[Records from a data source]
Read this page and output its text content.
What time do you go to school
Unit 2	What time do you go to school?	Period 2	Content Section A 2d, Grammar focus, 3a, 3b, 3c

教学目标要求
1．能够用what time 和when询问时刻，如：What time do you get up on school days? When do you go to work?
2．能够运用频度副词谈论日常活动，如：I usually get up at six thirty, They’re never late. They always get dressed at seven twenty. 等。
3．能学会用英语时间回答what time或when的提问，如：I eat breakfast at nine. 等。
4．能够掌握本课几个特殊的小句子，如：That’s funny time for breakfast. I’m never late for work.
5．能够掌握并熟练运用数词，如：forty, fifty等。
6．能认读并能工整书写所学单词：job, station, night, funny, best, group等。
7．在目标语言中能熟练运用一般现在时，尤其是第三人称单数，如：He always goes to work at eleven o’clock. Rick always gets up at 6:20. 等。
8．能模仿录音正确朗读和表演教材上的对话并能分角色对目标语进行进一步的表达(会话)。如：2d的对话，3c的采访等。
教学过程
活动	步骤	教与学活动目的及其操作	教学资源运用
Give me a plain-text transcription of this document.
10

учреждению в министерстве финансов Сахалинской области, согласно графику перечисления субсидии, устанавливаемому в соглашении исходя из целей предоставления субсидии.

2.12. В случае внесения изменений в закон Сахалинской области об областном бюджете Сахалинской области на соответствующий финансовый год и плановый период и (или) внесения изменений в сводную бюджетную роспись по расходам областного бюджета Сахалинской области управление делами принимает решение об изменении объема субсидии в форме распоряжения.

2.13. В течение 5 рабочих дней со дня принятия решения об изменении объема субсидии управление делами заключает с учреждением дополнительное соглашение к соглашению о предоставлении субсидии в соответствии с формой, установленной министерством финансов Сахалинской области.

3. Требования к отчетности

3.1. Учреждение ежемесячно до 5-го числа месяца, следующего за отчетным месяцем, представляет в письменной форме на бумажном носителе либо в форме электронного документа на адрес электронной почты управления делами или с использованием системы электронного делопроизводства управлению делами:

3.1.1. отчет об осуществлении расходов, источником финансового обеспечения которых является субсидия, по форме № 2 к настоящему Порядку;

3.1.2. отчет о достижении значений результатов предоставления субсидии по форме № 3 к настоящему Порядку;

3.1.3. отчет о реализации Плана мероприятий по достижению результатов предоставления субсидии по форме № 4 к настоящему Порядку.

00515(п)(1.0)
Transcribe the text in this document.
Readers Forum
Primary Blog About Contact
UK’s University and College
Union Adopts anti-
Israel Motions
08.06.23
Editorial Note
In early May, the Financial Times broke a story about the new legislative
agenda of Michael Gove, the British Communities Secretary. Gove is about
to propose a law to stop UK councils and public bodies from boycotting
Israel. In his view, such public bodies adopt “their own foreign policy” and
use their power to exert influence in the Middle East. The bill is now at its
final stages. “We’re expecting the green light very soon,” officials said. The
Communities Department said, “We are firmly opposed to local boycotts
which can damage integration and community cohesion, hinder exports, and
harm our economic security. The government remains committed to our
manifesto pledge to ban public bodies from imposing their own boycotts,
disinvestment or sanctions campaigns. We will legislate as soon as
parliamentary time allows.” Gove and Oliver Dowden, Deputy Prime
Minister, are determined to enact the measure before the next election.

_Short task_: Quote the whole listing above, leaving nothing out.

_Finished exercise_:
Read this page and output its text content.
What time do you go to school
Unit 2	What time do you go to school?	Period 2	Content Section A 2d, Grammar focus, 3a, 3b, 3c

教学目标要求
1．能够用what time 和when询问时刻，如：What time do you get up on school days? When do you go to work?
2．能够运用频度副词谈论日常活动，如：I usually get up at six thirty, They’re never late. They always get dressed at seven twenty. 等。
3．能学会用英语时间回答what time或when的提问，如：I eat breakfast at nine. 等。
4．能够掌握本课几个特殊的小句子，如：That’s funny time for breakfast. I’m never late for work.
5．能够掌握并熟练运用数词，如：forty, fifty等。
6．能认读并能工整书写所学单词：job, station, night, funny, best, group等。
7．在目标语言中能熟练运用一般现在时，尤其是第三人称单数，如：He always goes to work at eleven o’clock. Rick always gets up at 6:20. 等。
8．能模仿录音正确朗读和表演教材上的对话并能分角色对目标语进行进一步的表达(会话)。如：2d的对话，3c的采访等。
教学过程
活动	步骤	教与学活动目的及其操作	教学资源运用
Give me a plain-text transcription of this document.
10

учреждению в министерстве финансов Сахалинской области, согласно графику перечисления субсидии, устанавливаемому в соглашении исходя из целей предоставления субсидии.

2.12. В случае внесения изменений в закон Сахалинской области об областном бюджете Сахалинской области на соответствующий финансовый год и плановый период и (или) внесения изменений в сводную бюджетную роспись по расходам областного бюджета Сахалинской области управление делами принимает решение об изменении объема субсидии в форме распоряжения.

2.13. В течение 5 рабочих дней со дня принятия решения об изменении объема субсидии управление делами заключает с учреждением дополнительное соглашение к соглашению о предоставлении субсидии в соответствии с формой, установленной министерством финансов Сахалинской области.

3. Требования к отчетности

3.1. Учреждение ежемесячно до 5-го числа месяца, следующего за отчетным месяцем, представляет в письменной форме на бумажном носителе либо в форме электронного документа на адрес электронной почты управления делами или с использованием системы электронного делопроизводства управлению делами:

3.1.1. отчет об осуществлении расходов, источником финансового обеспечения которых является субсидия, по форме № 2 к настоящему Порядку;

3.1.2. отчет о достижении значений результатов предоставления субсидии по форме № 3 к настоящему Порядку;

3.1.3. отчет о реализации Плана мероприятий по достижению результатов предоставления субсидии по форме № 4 к настоящему Порядку.

00515(п)(1.0)
Transcribe the text in this document.
Readers Forum
Primary Blog About Contact
UK’s University and College
Union Adopts anti-
Israel Motions
08.06.23
Editorial Note
In early May, the Financial Times broke a story about the new legislative
agenda of Michael Gove, the British Communities Secretary. Gove is about
to propose a law to stop UK councils and public bodies from boycotting
Israel. In his view, such public bodies adopt “their own foreign policy” and
use their power to exert influence in the Middle East. The bill is now at its
final stages. “We’re expecting the green light very soon,” officials said. The
Communities Department said, “We are firmly opposed to local boycotts
which can damage integration and community cohesion, hinder exports, and
harm our economic security. The government remains committed to our
manifesto pledge to ban public bodies from imposing their own boycotts,
disinvestment or sanctions campaigns. We will legislate as soon as
parliamentary time allows.” Gove and Oliver Dowden, Deputy Prime
Minister, are determined to enact the measure before the next election.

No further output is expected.